Provided passage:
[START]

Why is the first padding vector in embedding layer updated during training

lxafly commented 7 years ago

Hello!

I have some confusion about the weight updates for embedding layer, and wondering if someone could shed some light. (It could be a mechanism that I don't understand or could be something missing in my setup)

My original code is lengthy, but here is a summary of the major setup.

I have a vocabulary of V, where the first token gets mapped to index 1.
Therefore the input_dim to the Embedding layer is (V + 1). Because the 0-th index is for sequence padding. For example three sentences of various length, and say max length is 5. [40,20] [19,17,15] [5] Would be padded as [40,20,0,0,0] [19,17,15,0,0] [5,0,0,0,0]
- Let's say with the 0-th index the embedding matrix is called my_embed. and has (V+1) rows. With the 0-th row being all zeros, the rest initialized from glove word vectors. The Embedding layer is defined as below. embed_layer = Embedding(input_dim=V+1, output_dim=200, weights=[my_embed],mask_zero=True)
In brief, an input sequence goes through the Embedding layer, and then a MeanPooling(or MaxPooling) layer, and then normal dense layer etc. (Parts after that are not important for the discussion here)

[END]

Dataset extract:
[START]

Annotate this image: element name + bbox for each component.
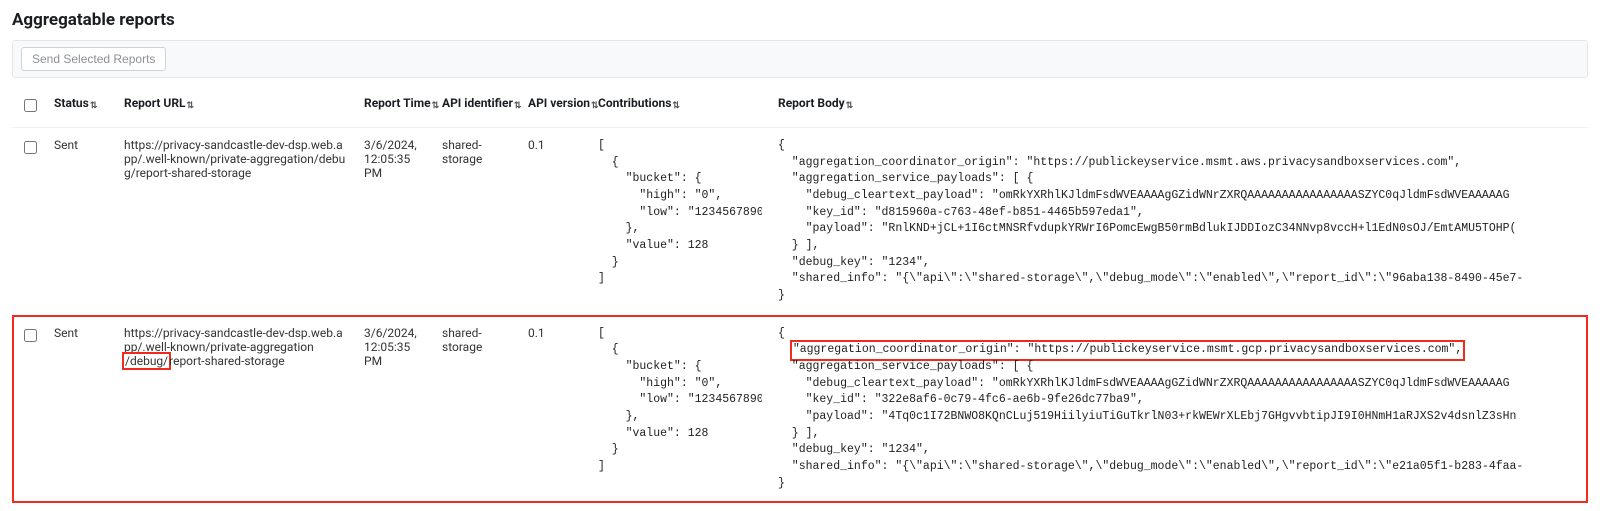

[END]

What you will do:
1. Write out the portion of the embedding padding thread starting at "lxafly commented 7" and ending at "the major setup.", word for word.
2. In the embedding padding thread, which keyword arguments are passed to Embedding in the definition of embed_layer? Give each with the value assigned to it.
3. Carry the embedding padding thread forward from its final sentence.
The data has no connection to the embedding padding thread.

Expected results:
1.
lxafly commented 7 years ago

Hello!

I have some confusion about the weight updates for embedding layer, and wondering if someone could shed some light. (It could be a mechanism that I don't understand or could be something missing in my setup)

My original code is lengthy, but here is a summary of the major setup.

2.
input_dim=V+1
output_dim=200
weights=[my_embed]
mask_zero=True

3.
And say after the training is done, and loaded the saved model. I got a embedding matrix called my_adapted_embed which should be different from my_embed, due to back propagation. What I expected is that my_adapted_embed[0] should stay intact to be all zeros. Because they corresponding to the padding 0-th index, where masking should have kept it from updating. But what I found is my_adapted_embed[0] actually changed. Could someone shed light here, what is it I don't understand about masking?

Thanks a lot for your help!

unrealwill commented 7 years ago

Hello,

Nice catch.

I'm not an expert on masking at all. But here is what probably going on with masks. In most layer implementations we are not using the mask variable in the function call of the layer. Probably because it would be quite expensive to do so (i.e. doing a x = x*mask as the first operation of the layer would work but is expensive), for very marginal gain. So we end-up using masked values when we do some things like temporal pooling, so the gradients will end-up modifying masked inputs.

In addition, most layers don't recompute the mask (by overloading compute_mask) using the appropriate border_mode (to keep track of mask-tainted values) and just transfer from the previous mask to the next layer. It's not quite clear that using the same border_mode would be the required behaviour (take for example the case of one very short sequence which if we compute mask using a border_mode will probably get completely masked, and therefore it will be impossible to learn any short sequence).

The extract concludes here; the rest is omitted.